• [YOUR GOAL] Reproduce the listing below word for word, starting with its first line and going on through the line that contains "List every element", with both ends included. Leave the pictures out.

• [DATA TO USE]
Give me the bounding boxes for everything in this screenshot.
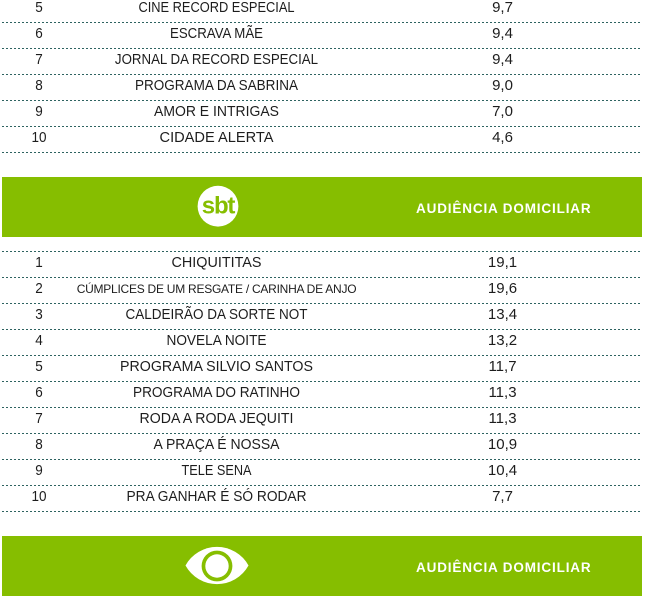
svg-text:sbt: sbt	[202, 193, 236, 220]
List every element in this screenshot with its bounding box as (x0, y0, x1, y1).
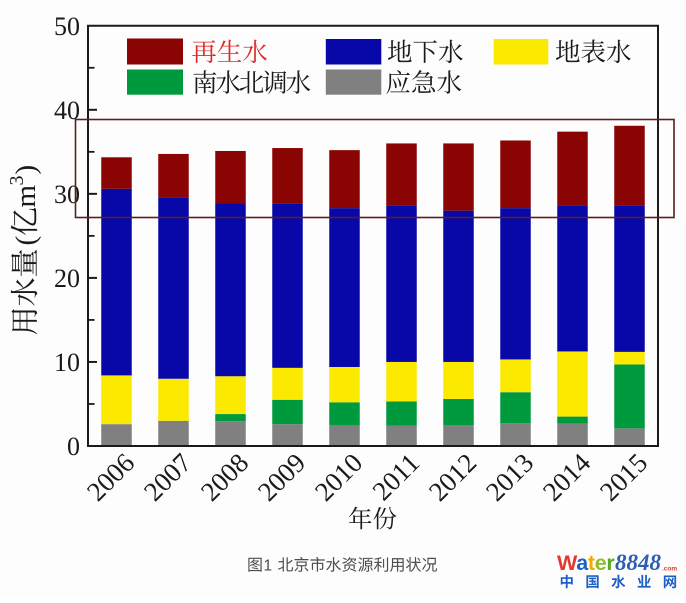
svg-text:50: 50 (54, 12, 80, 41)
svg-text:.com: .com (662, 566, 677, 573)
svg-text:): ) (10, 165, 42, 175)
svg-text:Water: Water (557, 551, 615, 575)
svg-text:m: m (10, 185, 42, 208)
svg-text:8848: 8848 (615, 550, 662, 575)
svg-text:20: 20 (54, 264, 80, 293)
svg-text:3: 3 (6, 176, 28, 186)
svg-text:0: 0 (67, 432, 80, 461)
svg-text:1: 1 (264, 558, 273, 575)
svg-text:(: ( (10, 236, 42, 246)
svg-text:10: 10 (54, 348, 80, 377)
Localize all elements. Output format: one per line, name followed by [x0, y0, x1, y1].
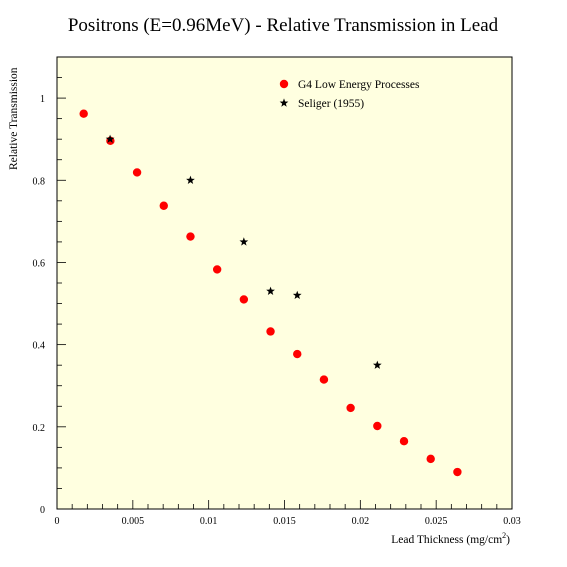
axis-ticks: [56, 56, 513, 510]
data-point-g4: [346, 403, 355, 413]
y-tick-label: 0.6: [33, 258, 46, 269]
legend: G4 Low Energy Processes Seliger (1955): [279, 79, 420, 110]
x-axis-label-suffix: ): [506, 534, 510, 546]
data-point-seliger: [239, 237, 249, 246]
chart-title: Positrons (E=0.96MeV) - Relative Transmi…: [68, 15, 499, 36]
x-tick-label: 0.01: [200, 516, 218, 527]
legend-marker-seliger: [279, 98, 289, 107]
x-tick-label: 0.015: [273, 516, 296, 527]
data-point-g4: [159, 201, 168, 210]
data-point-g4: [212, 265, 222, 274]
data-point-g4: [453, 467, 462, 477]
x-tick-label: 0.005: [122, 516, 145, 527]
tick-labels: 0 0.005 0.01 0.015 0.02 0.025 0.03 0 0.2 0.4 0.6 0.…: [33, 94, 521, 527]
legend-label-g4: G4 Low Energy Processes: [298, 79, 420, 91]
x-axis-label-sup: 2: [502, 531, 506, 540]
data-point-seliger: [292, 290, 302, 300]
legend-star-shape: [279, 98, 289, 107]
y-tick-label: 0.4: [33, 341, 46, 352]
legend-label-seliger: Seliger (1955): [298, 98, 364, 110]
data-point-g4: [399, 437, 409, 446]
y-tick-label: 0.2: [33, 423, 46, 434]
y-axis-label: Relative Transmission: [8, 67, 20, 170]
data-point-seliger: [105, 134, 115, 143]
data-point-g4: [293, 349, 302, 359]
x-tick-label: 0.025: [425, 516, 448, 527]
data-point-g4: [132, 168, 142, 177]
data-point-g4: [239, 295, 249, 304]
legend-marker-g4: [279, 79, 289, 89]
x-axis-label: Lead Thickness (mg/cm2): [391, 531, 510, 546]
data-point-g4: [79, 109, 88, 118]
data-points: [79, 109, 462, 477]
x-axis-label-text: Lead Thickness (mg/cm: [391, 534, 502, 546]
data-point-seliger: [372, 360, 382, 369]
plot-area: [56, 56, 513, 510]
y-tick-label: 0: [40, 505, 45, 516]
x-tick-label: 0: [55, 516, 60, 527]
data-point-seliger: [266, 286, 275, 295]
y-tick-label: 0.8: [33, 176, 46, 187]
data-point-g4: [319, 375, 329, 384]
data-point-g4: [186, 232, 195, 241]
data-point-g4: [426, 454, 435, 464]
data-point-g4: [373, 421, 382, 431]
x-tick-label: 0.02: [352, 516, 370, 527]
data-point-g4: [266, 327, 275, 336]
y-tick-label: 1: [40, 94, 45, 105]
x-tick-label: 0.03: [503, 516, 521, 527]
data-point-seliger: [186, 175, 195, 184]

• [RESULT OF THE EXERCISE]
Give me the bounding boxes for everything in this screenshot.
svg-text:sbt: sbt	[202, 193, 236, 220]
List every element in this screenshot with its bounding box as (x0, y0, x1, y1).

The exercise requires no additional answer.